Identify and copy all lines of the material where the string "role" is found.

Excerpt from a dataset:
-*-

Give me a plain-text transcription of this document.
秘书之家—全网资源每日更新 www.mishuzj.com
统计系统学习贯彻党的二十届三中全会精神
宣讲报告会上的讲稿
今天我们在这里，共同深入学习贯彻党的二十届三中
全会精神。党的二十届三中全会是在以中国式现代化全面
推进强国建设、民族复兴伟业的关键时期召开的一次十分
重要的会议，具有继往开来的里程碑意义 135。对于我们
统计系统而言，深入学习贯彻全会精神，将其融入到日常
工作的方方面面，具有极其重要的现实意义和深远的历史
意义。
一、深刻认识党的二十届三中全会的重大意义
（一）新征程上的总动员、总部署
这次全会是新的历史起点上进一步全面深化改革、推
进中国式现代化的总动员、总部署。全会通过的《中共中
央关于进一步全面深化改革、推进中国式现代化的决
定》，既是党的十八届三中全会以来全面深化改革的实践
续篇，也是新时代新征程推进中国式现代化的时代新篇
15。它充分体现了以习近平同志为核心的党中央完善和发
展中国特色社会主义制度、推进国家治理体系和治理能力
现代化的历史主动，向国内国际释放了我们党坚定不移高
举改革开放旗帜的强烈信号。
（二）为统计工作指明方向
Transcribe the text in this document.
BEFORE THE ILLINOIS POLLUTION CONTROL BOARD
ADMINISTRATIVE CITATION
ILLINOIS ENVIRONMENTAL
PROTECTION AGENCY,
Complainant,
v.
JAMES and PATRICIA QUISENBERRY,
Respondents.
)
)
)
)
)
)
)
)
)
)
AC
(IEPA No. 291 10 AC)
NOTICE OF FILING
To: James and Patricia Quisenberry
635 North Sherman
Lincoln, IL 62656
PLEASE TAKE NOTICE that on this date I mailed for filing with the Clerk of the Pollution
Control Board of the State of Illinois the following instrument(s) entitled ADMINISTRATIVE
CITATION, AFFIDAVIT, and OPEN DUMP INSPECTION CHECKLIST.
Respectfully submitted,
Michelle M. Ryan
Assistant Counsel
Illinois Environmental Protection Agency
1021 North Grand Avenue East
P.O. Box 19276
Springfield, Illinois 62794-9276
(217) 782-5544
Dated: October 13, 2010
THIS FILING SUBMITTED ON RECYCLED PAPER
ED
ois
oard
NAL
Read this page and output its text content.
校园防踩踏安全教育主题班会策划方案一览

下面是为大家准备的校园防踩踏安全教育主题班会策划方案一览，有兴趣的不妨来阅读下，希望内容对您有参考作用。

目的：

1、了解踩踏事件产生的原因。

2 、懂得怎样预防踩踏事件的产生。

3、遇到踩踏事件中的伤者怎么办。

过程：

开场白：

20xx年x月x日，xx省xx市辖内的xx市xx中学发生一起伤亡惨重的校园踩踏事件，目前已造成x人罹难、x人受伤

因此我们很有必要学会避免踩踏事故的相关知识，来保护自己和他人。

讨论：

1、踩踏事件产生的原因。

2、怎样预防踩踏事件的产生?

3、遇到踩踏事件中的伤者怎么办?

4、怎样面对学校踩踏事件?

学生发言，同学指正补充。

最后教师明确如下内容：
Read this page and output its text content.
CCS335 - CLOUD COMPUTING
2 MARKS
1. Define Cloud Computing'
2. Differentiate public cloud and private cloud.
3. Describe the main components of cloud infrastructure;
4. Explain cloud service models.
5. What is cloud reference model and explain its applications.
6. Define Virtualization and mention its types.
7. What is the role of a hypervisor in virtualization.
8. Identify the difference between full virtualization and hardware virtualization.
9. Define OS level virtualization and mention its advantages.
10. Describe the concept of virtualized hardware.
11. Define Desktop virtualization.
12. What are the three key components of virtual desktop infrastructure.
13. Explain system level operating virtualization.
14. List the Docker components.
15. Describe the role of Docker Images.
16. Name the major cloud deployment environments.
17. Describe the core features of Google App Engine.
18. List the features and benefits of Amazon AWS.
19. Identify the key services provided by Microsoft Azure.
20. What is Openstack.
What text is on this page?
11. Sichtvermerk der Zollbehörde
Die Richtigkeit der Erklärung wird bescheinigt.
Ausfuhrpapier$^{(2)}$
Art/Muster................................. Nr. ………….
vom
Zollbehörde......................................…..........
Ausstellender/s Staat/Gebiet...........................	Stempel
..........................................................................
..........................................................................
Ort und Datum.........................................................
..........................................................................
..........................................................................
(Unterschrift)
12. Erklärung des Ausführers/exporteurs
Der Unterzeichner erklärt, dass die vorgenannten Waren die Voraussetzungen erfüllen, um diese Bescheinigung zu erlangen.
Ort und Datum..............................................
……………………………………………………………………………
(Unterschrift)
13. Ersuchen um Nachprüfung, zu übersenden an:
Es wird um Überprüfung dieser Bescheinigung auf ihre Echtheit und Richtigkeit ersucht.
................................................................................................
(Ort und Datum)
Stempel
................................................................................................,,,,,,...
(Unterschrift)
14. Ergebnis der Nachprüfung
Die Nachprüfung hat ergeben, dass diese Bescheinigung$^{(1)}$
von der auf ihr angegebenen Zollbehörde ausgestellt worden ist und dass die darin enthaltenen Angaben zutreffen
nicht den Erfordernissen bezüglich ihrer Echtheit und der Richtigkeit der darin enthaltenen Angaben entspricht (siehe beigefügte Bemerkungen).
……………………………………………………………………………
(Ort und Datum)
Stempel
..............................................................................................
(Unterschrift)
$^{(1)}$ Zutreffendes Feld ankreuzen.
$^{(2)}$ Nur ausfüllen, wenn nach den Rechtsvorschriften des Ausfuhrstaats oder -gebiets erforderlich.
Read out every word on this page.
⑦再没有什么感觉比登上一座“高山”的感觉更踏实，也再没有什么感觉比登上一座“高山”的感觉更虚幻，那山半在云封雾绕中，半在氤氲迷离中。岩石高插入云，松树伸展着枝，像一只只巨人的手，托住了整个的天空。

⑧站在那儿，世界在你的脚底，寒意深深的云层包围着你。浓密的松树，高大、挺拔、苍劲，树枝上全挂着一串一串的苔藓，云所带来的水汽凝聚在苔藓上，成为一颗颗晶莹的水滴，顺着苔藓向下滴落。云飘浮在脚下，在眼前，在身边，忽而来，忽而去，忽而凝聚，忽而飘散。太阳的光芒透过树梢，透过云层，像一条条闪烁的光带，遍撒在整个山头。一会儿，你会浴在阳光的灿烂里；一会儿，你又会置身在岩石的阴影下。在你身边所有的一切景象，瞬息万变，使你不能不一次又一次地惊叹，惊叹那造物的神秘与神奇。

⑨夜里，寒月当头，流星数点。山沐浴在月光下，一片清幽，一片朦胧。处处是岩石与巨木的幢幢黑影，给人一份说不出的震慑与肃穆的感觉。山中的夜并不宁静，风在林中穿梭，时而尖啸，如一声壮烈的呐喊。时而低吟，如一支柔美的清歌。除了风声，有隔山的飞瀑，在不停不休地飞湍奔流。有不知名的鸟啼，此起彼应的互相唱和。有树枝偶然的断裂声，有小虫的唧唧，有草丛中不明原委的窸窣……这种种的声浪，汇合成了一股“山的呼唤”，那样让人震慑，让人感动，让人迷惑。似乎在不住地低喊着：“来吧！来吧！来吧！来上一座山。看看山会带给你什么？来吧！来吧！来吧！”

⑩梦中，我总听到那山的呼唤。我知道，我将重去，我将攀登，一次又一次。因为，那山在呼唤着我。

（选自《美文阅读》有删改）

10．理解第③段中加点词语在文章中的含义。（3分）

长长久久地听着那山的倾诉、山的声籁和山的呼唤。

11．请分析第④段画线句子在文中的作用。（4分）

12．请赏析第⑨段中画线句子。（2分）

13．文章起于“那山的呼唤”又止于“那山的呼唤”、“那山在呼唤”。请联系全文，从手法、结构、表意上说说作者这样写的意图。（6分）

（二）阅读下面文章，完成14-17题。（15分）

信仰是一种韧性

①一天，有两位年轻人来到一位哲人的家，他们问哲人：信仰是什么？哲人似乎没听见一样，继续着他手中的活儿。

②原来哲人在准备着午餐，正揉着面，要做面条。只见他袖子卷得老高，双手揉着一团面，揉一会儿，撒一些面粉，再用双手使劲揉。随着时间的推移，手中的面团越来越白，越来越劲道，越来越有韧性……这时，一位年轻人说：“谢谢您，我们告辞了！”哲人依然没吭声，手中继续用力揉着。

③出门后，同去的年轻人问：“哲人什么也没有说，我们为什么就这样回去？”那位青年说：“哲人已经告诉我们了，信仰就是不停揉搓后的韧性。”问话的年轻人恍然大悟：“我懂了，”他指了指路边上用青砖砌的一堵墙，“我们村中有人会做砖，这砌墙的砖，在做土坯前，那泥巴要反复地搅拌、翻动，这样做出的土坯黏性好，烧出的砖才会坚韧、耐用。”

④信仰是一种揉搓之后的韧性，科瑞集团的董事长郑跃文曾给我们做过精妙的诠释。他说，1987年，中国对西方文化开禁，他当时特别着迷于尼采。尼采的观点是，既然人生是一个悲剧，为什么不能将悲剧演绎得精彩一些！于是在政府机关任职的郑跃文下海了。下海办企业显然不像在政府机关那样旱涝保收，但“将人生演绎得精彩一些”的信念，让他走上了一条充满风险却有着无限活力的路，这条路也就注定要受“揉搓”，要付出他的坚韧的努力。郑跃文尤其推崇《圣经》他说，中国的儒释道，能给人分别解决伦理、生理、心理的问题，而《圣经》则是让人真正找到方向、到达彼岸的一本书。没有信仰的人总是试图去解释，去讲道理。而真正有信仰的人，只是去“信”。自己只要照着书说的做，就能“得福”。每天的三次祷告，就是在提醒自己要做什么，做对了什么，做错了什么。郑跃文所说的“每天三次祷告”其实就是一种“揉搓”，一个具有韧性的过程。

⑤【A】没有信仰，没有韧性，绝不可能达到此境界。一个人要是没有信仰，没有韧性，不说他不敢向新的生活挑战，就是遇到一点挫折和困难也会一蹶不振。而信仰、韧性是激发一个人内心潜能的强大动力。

-*-

The answer:
7. What is the role of a hypervisor in virtualization.
15. Describe the role of Docker Images.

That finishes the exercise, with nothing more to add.